INSTRUCTIONS TO FOLLOW:
Emit the data below verbatim, stripping out any pictures.

Stored data entries:
◆ ◆ ◆
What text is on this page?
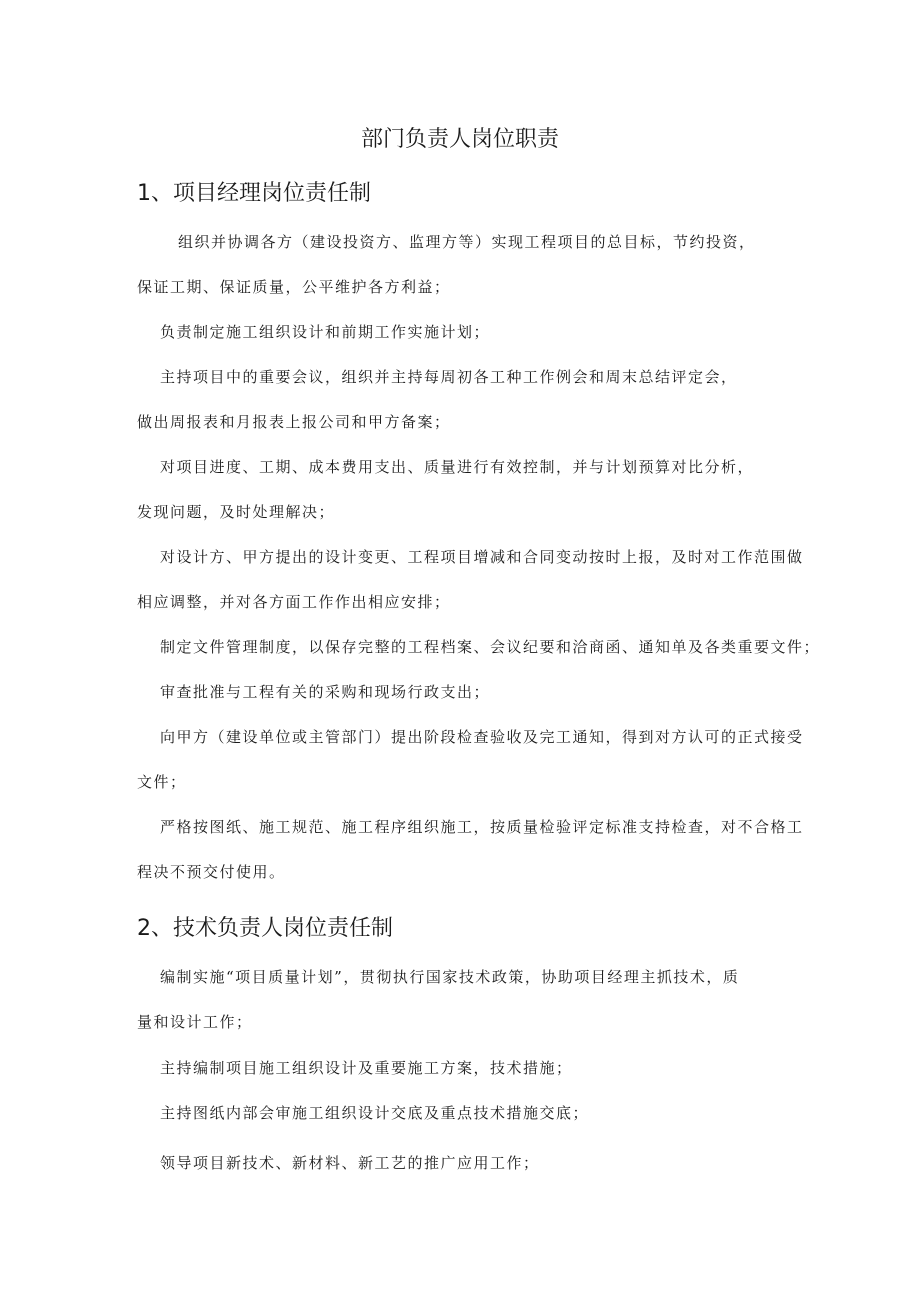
部门负责人岗位职责
1、项目经理岗位责任制

组织并协调各方（建设投资方、监理方等）实现工程项目的总目标，节约投资，

保证工期、保证质量，公平维护各方利益；

负责制定施工组织设计和前期工作实施计划；

主持项目中的重要会议，组织并主持每周初各工种工作例会和周末总结评定会，

做出周报表和月报表上报公司和甲方备案；

对项目进度、工期、成本费用支出、质量进行有效控制，并与计划预算对比分析，

发现问题，及时处理解决；

对设计方、甲方提出的设计变更、工程项目增减和合同变动按时上报，及时对工作范围做

相应调整，并对各方面工作作出相应安排；

制定文件管理制度，以保存完整的工程档案、会议纪要和洽商函、通知单及各类重要文件；

审查批准与工程有关的采购和现场行政支出；

向甲方（建设单位或主管部门）提出阶段检查验收及完工通知，得到对方认可的正式接受

文件；

严格按图纸、施工规范、施工程序组织施工，按质量检验评定标准支持检查，对不合格工

程决不预交付使用。

2、技术负责人岗位责任制

编制实施“项目质量计划”，贯彻执行国家技术政策，协助项目经理主抓技术，质

量和设计工作；

主持编制项目施工组织设计及重要施工方案，技术措施；

主持图纸内部会审施工组织设计交底及重点技术措施交底；

领导项目新技术、新材料、新工艺的推广应用工作；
◆ ◆ ◆
ANSWER BELOW:
What text is on this page?
部门负责人岗位职责
1、项目经理岗位责任制

组织并协调各方（建设投资方、监理方等）实现工程项目的总目标，节约投资，

保证工期、保证质量，公平维护各方利益；

负责制定施工组织设计和前期工作实施计划；

主持项目中的重要会议，组织并主持每周初各工种工作例会和周末总结评定会，

做出周报表和月报表上报公司和甲方备案；

对项目进度、工期、成本费用支出、质量进行有效控制，并与计划预算对比分析，

发现问题，及时处理解决；

对设计方、甲方提出的设计变更、工程项目增减和合同变动按时上报，及时对工作范围做

相应调整，并对各方面工作作出相应安排；

制定文件管理制度，以保存完整的工程档案、会议纪要和洽商函、通知单及各类重要文件；

审查批准与工程有关的采购和现场行政支出；

向甲方（建设单位或主管部门）提出阶段检查验收及完工通知，得到对方认可的正式接受

文件；

严格按图纸、施工规范、施工程序组织施工，按质量检验评定标准支持检查，对不合格工

程决不预交付使用。

2、技术负责人岗位责任制

编制实施“项目质量计划”，贯彻执行国家技术政策，协助项目经理主抓技术，质

量和设计工作；

主持编制项目施工组织设计及重要施工方案，技术措施；

主持图纸内部会审施工组织设计交底及重点技术措施交底；

领导项目新技术、新材料、新工艺的推广应用工作；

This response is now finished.